* PROMPT *
Write out the listing below again, precisely as it is given.

* DATASET RECORDS *
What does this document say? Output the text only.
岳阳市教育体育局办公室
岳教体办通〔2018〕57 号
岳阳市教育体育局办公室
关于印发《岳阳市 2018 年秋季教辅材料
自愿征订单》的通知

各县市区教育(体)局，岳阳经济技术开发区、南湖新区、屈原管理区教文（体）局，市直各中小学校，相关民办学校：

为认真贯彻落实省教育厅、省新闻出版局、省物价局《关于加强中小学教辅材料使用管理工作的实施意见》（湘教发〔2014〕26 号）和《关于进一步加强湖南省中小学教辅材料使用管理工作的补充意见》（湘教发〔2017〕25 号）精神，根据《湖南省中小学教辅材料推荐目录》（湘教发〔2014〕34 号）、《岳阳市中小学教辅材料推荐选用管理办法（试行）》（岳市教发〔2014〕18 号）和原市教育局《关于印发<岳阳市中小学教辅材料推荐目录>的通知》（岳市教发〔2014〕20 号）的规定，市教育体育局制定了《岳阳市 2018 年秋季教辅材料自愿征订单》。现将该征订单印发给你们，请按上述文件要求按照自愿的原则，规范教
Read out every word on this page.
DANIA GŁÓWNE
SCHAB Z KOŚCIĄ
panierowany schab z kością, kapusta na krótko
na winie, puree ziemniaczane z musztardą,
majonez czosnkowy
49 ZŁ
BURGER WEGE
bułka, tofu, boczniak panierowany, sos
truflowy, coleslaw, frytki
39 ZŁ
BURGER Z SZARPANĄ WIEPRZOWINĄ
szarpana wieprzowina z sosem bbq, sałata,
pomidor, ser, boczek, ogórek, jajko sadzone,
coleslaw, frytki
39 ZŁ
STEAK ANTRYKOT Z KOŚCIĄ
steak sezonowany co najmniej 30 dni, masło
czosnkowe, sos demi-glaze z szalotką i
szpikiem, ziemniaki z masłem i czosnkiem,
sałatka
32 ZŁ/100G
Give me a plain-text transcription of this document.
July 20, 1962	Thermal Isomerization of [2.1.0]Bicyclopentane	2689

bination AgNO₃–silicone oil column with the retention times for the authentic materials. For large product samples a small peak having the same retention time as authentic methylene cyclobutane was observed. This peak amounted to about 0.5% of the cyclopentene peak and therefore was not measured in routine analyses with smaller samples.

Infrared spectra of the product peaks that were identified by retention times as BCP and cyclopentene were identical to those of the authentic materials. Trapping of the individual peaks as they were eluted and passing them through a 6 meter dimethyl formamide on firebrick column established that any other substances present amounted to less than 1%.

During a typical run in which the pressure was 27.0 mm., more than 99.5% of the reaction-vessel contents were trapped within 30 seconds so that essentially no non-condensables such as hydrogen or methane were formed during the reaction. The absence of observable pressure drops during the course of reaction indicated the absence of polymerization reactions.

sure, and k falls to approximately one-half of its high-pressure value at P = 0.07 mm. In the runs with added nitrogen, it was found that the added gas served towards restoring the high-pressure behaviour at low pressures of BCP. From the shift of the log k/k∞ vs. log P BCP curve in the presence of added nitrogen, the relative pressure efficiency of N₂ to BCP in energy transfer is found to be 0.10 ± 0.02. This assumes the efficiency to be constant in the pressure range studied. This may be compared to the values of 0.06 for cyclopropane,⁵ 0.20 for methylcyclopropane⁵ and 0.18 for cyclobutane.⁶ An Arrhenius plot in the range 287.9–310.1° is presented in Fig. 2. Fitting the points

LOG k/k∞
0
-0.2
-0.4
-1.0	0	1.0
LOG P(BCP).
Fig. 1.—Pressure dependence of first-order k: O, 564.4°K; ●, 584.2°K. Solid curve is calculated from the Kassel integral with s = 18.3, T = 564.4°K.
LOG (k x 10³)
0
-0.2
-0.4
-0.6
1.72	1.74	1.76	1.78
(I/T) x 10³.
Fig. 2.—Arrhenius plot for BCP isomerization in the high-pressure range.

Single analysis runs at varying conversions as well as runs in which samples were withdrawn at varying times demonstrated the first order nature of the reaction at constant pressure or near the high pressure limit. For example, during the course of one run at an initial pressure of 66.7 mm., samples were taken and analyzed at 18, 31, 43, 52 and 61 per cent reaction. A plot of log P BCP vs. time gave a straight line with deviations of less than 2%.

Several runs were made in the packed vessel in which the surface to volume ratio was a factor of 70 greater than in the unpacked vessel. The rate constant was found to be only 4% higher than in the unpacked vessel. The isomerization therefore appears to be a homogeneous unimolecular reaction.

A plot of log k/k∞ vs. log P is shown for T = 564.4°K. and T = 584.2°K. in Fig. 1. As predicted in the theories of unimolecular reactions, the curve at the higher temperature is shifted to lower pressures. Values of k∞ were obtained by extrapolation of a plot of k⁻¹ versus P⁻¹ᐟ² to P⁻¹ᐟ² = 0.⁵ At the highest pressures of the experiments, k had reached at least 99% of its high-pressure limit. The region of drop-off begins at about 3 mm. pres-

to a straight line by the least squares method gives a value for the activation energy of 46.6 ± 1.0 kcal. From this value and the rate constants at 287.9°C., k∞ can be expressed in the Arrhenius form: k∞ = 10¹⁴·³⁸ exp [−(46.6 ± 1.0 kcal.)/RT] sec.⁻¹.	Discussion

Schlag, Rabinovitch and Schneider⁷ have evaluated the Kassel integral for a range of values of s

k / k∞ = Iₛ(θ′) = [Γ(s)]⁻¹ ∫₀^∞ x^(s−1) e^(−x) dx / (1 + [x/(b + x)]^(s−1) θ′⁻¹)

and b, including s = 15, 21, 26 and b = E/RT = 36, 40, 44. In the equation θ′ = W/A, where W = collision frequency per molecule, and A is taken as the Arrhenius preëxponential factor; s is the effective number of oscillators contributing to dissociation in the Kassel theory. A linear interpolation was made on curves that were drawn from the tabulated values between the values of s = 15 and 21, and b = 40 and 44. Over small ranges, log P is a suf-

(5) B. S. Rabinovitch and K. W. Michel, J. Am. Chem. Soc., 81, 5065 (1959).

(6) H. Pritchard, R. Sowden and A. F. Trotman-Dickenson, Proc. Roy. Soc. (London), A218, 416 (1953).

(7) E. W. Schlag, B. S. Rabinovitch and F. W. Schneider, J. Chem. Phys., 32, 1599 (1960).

* THE SOLUTION *
What does this document say? Output the text only.
岳阳市教育体育局办公室
岳教体办通〔2018〕57 号
岳阳市教育体育局办公室
关于印发《岳阳市 2018 年秋季教辅材料
自愿征订单》的通知

各县市区教育(体)局，岳阳经济技术开发区、南湖新区、屈原管理区教文（体）局，市直各中小学校，相关民办学校：

为认真贯彻落实省教育厅、省新闻出版局、省物价局《关于加强中小学教辅材料使用管理工作的实施意见》（湘教发〔2014〕26 号）和《关于进一步加强湖南省中小学教辅材料使用管理工作的补充意见》（湘教发〔2017〕25 号）精神，根据《湖南省中小学教辅材料推荐目录》（湘教发〔2014〕34 号）、《岳阳市中小学教辅材料推荐选用管理办法（试行）》（岳市教发〔2014〕18 号）和原市教育局《关于印发<岳阳市中小学教辅材料推荐目录>的通知》（岳市教发〔2014〕20 号）的规定，市教育体育局制定了《岳阳市 2018 年秋季教辅材料自愿征订单》。现将该征订单印发给你们，请按上述文件要求按照自愿的原则，规范教
Read out every word on this page.
DANIA GŁÓWNE
SCHAB Z KOŚCIĄ
panierowany schab z kością, kapusta na krótko
na winie, puree ziemniaczane z musztardą,
majonez czosnkowy
49 ZŁ
BURGER WEGE
bułka, tofu, boczniak panierowany, sos
truflowy, coleslaw, frytki
39 ZŁ
BURGER Z SZARPANĄ WIEPRZOWINĄ
szarpana wieprzowina z sosem bbq, sałata,
pomidor, ser, boczek, ogórek, jajko sadzone,
coleslaw, frytki
39 ZŁ
STEAK ANTRYKOT Z KOŚCIĄ
steak sezonowany co najmniej 30 dni, masło
czosnkowe, sos demi-glaze z szalotką i
szpikiem, ziemniaki z masłem i czosnkiem,
sałatka
32 ZŁ/100G
Give me a plain-text transcription of this document.
July 20, 1962	Thermal Isomerization of [2.1.0]Bicyclopentane	2689

bination AgNO₃–silicone oil column with the retention times for the authentic materials. For large product samples a small peak having the same retention time as authentic methylene cyclobutane was observed. This peak amounted to about 0.5% of the cyclopentene peak and therefore was not measured in routine analyses with smaller samples.

Infrared spectra of the product peaks that were identified by retention times as BCP and cyclopentene were identical to those of the authentic materials. Trapping of the individual peaks as they were eluted and passing them through a 6 meter dimethyl formamide on firebrick column established that any other substances present amounted to less than 1%.

During a typical run in which the pressure was 27.0 mm., more than 99.5% of the reaction-vessel contents were trapped within 30 seconds so that essentially no non-condensables such as hydrogen or methane were formed during the reaction. The absence of observable pressure drops during the course of reaction indicated the absence of polymerization reactions.

sure, and k falls to approximately one-half of its high-pressure value at P = 0.07 mm. In the runs with added nitrogen, it was found that the added gas served towards restoring the high-pressure behaviour at low pressures of BCP. From the shift of the log k/k∞ vs. log P BCP curve in the presence of added nitrogen, the relative pressure efficiency of N₂ to BCP in energy transfer is found to be 0.10 ± 0.02. This assumes the efficiency to be constant in the pressure range studied. This may be compared to the values of 0.06 for cyclopropane,⁵ 0.20 for methylcyclopropane⁵ and 0.18 for cyclobutane.⁶ An Arrhenius plot in the range 287.9–310.1° is presented in Fig. 2. Fitting the points

LOG k/k∞
0
-0.2
-0.4
-1.0	0	1.0
LOG P(BCP).
Fig. 1.—Pressure dependence of first-order k: O, 564.4°K; ●, 584.2°K. Solid curve is calculated from the Kassel integral with s = 18.3, T = 564.4°K.
LOG (k x 10³)
0
-0.2
-0.4
-0.6
1.72	1.74	1.76	1.78
(I/T) x 10³.
Fig. 2.—Arrhenius plot for BCP isomerization in the high-pressure range.

Single analysis runs at varying conversions as well as runs in which samples were withdrawn at varying times demonstrated the first order nature of the reaction at constant pressure or near the high pressure limit. For example, during the course of one run at an initial pressure of 66.7 mm., samples were taken and analyzed at 18, 31, 43, 52 and 61 per cent reaction. A plot of log P BCP vs. time gave a straight line with deviations of less than 2%.

Several runs were made in the packed vessel in which the surface to volume ratio was a factor of 70 greater than in the unpacked vessel. The rate constant was found to be only 4% higher than in the unpacked vessel. The isomerization therefore appears to be a homogeneous unimolecular reaction.

A plot of log k/k∞ vs. log P is shown for T = 564.4°K. and T = 584.2°K. in Fig. 1. As predicted in the theories of unimolecular reactions, the curve at the higher temperature is shifted to lower pressures. Values of k∞ were obtained by extrapolation of a plot of k⁻¹ versus P⁻¹ᐟ² to P⁻¹ᐟ² = 0.⁵ At the highest pressures of the experiments, k had reached at least 99% of its high-pressure limit. The region of drop-off begins at about 3 mm. pres-

to a straight line by the least squares method gives a value for the activation energy of 46.6 ± 1.0 kcal. From this value and the rate constants at 287.9°C., k∞ can be expressed in the Arrhenius form: k∞ = 10¹⁴·³⁸ exp [−(46.6 ± 1.0 kcal.)/RT] sec.⁻¹.	Discussion

Schlag, Rabinovitch and Schneider⁷ have evaluated the Kassel integral for a range of values of s

k / k∞ = Iₛ(θ′) = [Γ(s)]⁻¹ ∫₀^∞ x^(s−1) e^(−x) dx / (1 + [x/(b + x)]^(s−1) θ′⁻¹)

and b, including s = 15, 21, 26 and b = E/RT = 36, 40, 44. In the equation θ′ = W/A, where W = collision frequency per molecule, and A is taken as the Arrhenius preëxponential factor; s is the effective number of oscillators contributing to dissociation in the Kassel theory. A linear interpolation was made on curves that were drawn from the tabulated values between the values of s = 15 and 21, and b = 40 and 44. Over small ranges, log P is a suf-

(5) B. S. Rabinovitch and K. W. Michel, J. Am. Chem. Soc., 81, 5065 (1959).

(6) H. Pritchard, R. Sowden and A. F. Trotman-Dickenson, Proc. Roy. Soc. (London), A218, 416 (1953).

(7) E. W. Schlag, B. S. Rabinovitch and F. W. Schneider, J. Chem. Phys., 32, 1599 (1960).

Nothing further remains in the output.